» **What is expected**
Quote all of the data below exactly, please.

┌─ Records provided

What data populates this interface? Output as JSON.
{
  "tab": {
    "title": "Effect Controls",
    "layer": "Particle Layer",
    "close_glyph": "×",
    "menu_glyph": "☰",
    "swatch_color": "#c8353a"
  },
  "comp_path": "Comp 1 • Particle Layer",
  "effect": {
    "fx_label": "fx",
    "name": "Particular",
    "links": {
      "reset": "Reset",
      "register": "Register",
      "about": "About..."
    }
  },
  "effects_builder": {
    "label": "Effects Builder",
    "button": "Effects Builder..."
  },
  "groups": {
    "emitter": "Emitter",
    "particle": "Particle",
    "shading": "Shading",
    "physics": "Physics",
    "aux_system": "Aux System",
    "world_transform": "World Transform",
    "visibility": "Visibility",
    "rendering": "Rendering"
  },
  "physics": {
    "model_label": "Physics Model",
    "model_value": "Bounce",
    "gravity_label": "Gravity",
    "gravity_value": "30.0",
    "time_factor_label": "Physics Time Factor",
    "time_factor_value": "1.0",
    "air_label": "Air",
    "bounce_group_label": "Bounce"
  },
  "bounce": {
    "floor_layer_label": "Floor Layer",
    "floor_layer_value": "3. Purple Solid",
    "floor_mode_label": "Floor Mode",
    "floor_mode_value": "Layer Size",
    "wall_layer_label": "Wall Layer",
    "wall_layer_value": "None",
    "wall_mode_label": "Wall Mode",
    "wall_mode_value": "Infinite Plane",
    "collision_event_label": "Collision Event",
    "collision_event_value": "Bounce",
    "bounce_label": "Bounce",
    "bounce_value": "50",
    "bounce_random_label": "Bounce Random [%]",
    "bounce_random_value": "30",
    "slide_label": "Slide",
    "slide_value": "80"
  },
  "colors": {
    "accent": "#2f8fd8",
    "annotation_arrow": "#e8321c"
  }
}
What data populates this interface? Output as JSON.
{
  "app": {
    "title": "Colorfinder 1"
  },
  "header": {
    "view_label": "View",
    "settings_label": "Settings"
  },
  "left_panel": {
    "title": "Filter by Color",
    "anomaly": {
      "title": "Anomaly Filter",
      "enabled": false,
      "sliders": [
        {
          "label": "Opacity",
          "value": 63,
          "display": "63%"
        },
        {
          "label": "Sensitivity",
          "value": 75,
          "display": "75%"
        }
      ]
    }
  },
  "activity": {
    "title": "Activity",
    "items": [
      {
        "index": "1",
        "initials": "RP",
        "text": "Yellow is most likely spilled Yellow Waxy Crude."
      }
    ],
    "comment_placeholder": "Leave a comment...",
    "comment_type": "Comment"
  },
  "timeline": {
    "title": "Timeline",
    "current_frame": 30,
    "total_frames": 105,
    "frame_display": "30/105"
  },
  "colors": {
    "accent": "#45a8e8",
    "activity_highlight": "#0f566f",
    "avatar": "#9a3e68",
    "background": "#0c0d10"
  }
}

└─

» **The response**
What data populates this interface? Output as JSON.
{
  "tab": {
    "title": "Effect Controls",
    "layer": "Particle Layer",
    "close_glyph": "×",
    "menu_glyph": "☰",
    "swatch_color": "#c8353a"
  },
  "comp_path": "Comp 1 • Particle Layer",
  "effect": {
    "fx_label": "fx",
    "name": "Particular",
    "links": {
      "reset": "Reset",
      "register": "Register",
      "about": "About..."
    }
  },
  "effects_builder": {
    "label": "Effects Builder",
    "button": "Effects Builder..."
  },
  "groups": {
    "emitter": "Emitter",
    "particle": "Particle",
    "shading": "Shading",
    "physics": "Physics",
    "aux_system": "Aux System",
    "world_transform": "World Transform",
    "visibility": "Visibility",
    "rendering": "Rendering"
  },
  "physics": {
    "model_label": "Physics Model",
    "model_value": "Bounce",
    "gravity_label": "Gravity",
    "gravity_value": "30.0",
    "time_factor_label": "Physics Time Factor",
    "time_factor_value": "1.0",
    "air_label": "Air",
    "bounce_group_label": "Bounce"
  },
  "bounce": {
    "floor_layer_label": "Floor Layer",
    "floor_layer_value": "3. Purple Solid",
    "floor_mode_label": "Floor Mode",
    "floor_mode_value": "Layer Size",
    "wall_layer_label": "Wall Layer",
    "wall_layer_value": "None",
    "wall_mode_label": "Wall Mode",
    "wall_mode_value": "Infinite Plane",
    "collision_event_label": "Collision Event",
    "collision_event_value": "Bounce",
    "bounce_label": "Bounce",
    "bounce_value": "50",
    "bounce_random_label": "Bounce Random [%]",
    "bounce_random_value": "30",
    "slide_label": "Slide",
    "slide_value": "80"
  },
  "colors": {
    "accent": "#2f8fd8",
    "annotation_arrow": "#e8321c"
  }
}
What data populates this interface? Output as JSON.
{
  "app": {
    "title": "Colorfinder 1"
  },
  "header": {
    "view_label": "View",
    "settings_label": "Settings"
  },
  "left_panel": {
    "title": "Filter by Color",
    "anomaly": {
      "title": "Anomaly Filter",
      "enabled": false,
      "sliders": [
        {
          "label": "Opacity",
          "value": 63,
          "display": "63%"
        },
        {
          "label": "Sensitivity",
          "value": 75,
          "display": "75%"
        }
      ]
    }
  },
  "activity": {
    "title": "Activity",
    "items": [
      {
        "index": "1",
        "initials": "RP",
        "text": "Yellow is most likely spilled Yellow Waxy Crude."
      }
    ],
    "comment_placeholder": "Leave a comment...",
    "comment_type": "Comment"
  },
  "timeline": {
    "title": "Timeline",
    "current_frame": 30,
    "total_frames": 105,
    "frame_display": "30/105"
  },
  "colors": {
    "accent": "#45a8e8",
    "activity_highlight": "#0f566f",
    "avatar": "#9a3e68",
    "background": "#0c0d10"
  }
}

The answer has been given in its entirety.